Supplied information:
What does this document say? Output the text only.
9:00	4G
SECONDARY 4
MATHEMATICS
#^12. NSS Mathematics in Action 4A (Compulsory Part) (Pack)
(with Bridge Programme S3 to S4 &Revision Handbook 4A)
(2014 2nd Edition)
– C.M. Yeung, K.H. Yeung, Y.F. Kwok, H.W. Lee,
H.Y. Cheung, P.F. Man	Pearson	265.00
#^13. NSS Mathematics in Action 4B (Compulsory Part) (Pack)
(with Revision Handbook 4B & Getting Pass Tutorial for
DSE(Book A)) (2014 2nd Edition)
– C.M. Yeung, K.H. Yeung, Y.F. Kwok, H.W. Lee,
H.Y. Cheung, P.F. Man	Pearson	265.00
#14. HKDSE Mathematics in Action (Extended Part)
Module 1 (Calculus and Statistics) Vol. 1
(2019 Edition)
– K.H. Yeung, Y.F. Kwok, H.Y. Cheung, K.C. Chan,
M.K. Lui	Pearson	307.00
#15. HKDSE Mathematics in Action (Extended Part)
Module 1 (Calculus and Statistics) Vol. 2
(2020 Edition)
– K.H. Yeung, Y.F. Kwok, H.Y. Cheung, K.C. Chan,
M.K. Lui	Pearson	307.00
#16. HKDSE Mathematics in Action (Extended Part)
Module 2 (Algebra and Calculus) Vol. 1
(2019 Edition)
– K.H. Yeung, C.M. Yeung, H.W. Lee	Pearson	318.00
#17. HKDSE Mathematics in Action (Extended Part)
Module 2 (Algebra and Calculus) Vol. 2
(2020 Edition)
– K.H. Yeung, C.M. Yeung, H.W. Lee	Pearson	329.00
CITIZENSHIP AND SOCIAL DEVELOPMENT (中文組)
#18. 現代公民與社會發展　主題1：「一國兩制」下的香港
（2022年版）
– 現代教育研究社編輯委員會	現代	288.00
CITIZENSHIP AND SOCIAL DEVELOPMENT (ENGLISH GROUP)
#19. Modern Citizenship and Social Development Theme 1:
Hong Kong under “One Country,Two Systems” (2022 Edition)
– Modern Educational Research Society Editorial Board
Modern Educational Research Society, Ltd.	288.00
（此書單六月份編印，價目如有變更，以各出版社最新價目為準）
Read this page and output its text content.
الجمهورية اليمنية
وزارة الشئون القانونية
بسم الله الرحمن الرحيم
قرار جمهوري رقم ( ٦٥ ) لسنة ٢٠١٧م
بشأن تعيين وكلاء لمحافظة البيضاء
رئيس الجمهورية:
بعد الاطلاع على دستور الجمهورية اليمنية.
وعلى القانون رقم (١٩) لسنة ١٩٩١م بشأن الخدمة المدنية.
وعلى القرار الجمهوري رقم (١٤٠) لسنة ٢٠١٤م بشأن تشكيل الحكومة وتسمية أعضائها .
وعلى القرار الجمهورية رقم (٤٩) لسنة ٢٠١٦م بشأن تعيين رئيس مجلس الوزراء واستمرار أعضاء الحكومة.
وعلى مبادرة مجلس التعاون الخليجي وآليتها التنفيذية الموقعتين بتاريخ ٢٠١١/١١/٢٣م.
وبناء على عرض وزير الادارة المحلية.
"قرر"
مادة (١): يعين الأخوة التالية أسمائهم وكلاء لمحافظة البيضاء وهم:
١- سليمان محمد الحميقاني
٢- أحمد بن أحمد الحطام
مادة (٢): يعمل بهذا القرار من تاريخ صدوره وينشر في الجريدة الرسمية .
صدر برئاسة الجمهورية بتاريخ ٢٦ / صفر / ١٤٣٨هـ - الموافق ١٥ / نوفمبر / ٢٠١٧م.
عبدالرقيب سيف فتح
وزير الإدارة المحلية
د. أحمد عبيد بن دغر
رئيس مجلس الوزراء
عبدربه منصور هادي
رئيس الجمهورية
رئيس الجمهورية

The problem:
Each entry above is to be quoted exactly.

Output of the task:
What does this document say? Output the text only.
9:00	4G
SECONDARY 4
MATHEMATICS
#^12. NSS Mathematics in Action 4A (Compulsory Part) (Pack)
(with Bridge Programme S3 to S4 &Revision Handbook 4A)
(2014 2nd Edition)
– C.M. Yeung, K.H. Yeung, Y.F. Kwok, H.W. Lee,
H.Y. Cheung, P.F. Man	Pearson	265.00
#^13. NSS Mathematics in Action 4B (Compulsory Part) (Pack)
(with Revision Handbook 4B & Getting Pass Tutorial for
DSE(Book A)) (2014 2nd Edition)
– C.M. Yeung, K.H. Yeung, Y.F. Kwok, H.W. Lee,
H.Y. Cheung, P.F. Man	Pearson	265.00
#14. HKDSE Mathematics in Action (Extended Part)
Module 1 (Calculus and Statistics) Vol. 1
(2019 Edition)
– K.H. Yeung, Y.F. Kwok, H.Y. Cheung, K.C. Chan,
M.K. Lui	Pearson	307.00
#15. HKDSE Mathematics in Action (Extended Part)
Module 1 (Calculus and Statistics) Vol. 2
(2020 Edition)
– K.H. Yeung, Y.F. Kwok, H.Y. Cheung, K.C. Chan,
M.K. Lui	Pearson	307.00
#16. HKDSE Mathematics in Action (Extended Part)
Module 2 (Algebra and Calculus) Vol. 1
(2019 Edition)
– K.H. Yeung, C.M. Yeung, H.W. Lee	Pearson	318.00
#17. HKDSE Mathematics in Action (Extended Part)
Module 2 (Algebra and Calculus) Vol. 2
(2020 Edition)
– K.H. Yeung, C.M. Yeung, H.W. Lee	Pearson	329.00
CITIZENSHIP AND SOCIAL DEVELOPMENT (中文組)
#18. 現代公民與社會發展　主題1：「一國兩制」下的香港
（2022年版）
– 現代教育研究社編輯委員會	現代	288.00
CITIZENSHIP AND SOCIAL DEVELOPMENT (ENGLISH GROUP)
#19. Modern Citizenship and Social Development Theme 1:
Hong Kong under “One Country,Two Systems” (2022 Edition)
– Modern Educational Research Society Editorial Board
Modern Educational Research Society, Ltd.	288.00
（此書單六月份編印，價目如有變更，以各出版社最新價目為準）
Read this page and output its text content.
الجمهورية اليمنية
وزارة الشئون القانونية
بسم الله الرحمن الرحيم
قرار جمهوري رقم ( ٦٥ ) لسنة ٢٠١٧م
بشأن تعيين وكلاء لمحافظة البيضاء
رئيس الجمهورية:
بعد الاطلاع على دستور الجمهورية اليمنية.
وعلى القانون رقم (١٩) لسنة ١٩٩١م بشأن الخدمة المدنية.
وعلى القرار الجمهوري رقم (١٤٠) لسنة ٢٠١٤م بشأن تشكيل الحكومة وتسمية أعضائها .
وعلى القرار الجمهورية رقم (٤٩) لسنة ٢٠١٦م بشأن تعيين رئيس مجلس الوزراء واستمرار أعضاء الحكومة.
وعلى مبادرة مجلس التعاون الخليجي وآليتها التنفيذية الموقعتين بتاريخ ٢٠١١/١١/٢٣م.
وبناء على عرض وزير الادارة المحلية.
"قرر"
مادة (١): يعين الأخوة التالية أسمائهم وكلاء لمحافظة البيضاء وهم:
١- سليمان محمد الحميقاني
٢- أحمد بن أحمد الحطام
مادة (٢): يعمل بهذا القرار من تاريخ صدوره وينشر في الجريدة الرسمية .
صدر برئاسة الجمهورية بتاريخ ٢٦ / صفر / ١٤٣٨هـ - الموافق ١٥ / نوفمبر / ٢٠١٧م.
عبدالرقيب سيف فتح
وزير الإدارة المحلية
د. أحمد عبيد بن دغر
رئيس مجلس الوزراء
عبدربه منصور هادي
رئيس الجمهورية
رئيس الجمهورية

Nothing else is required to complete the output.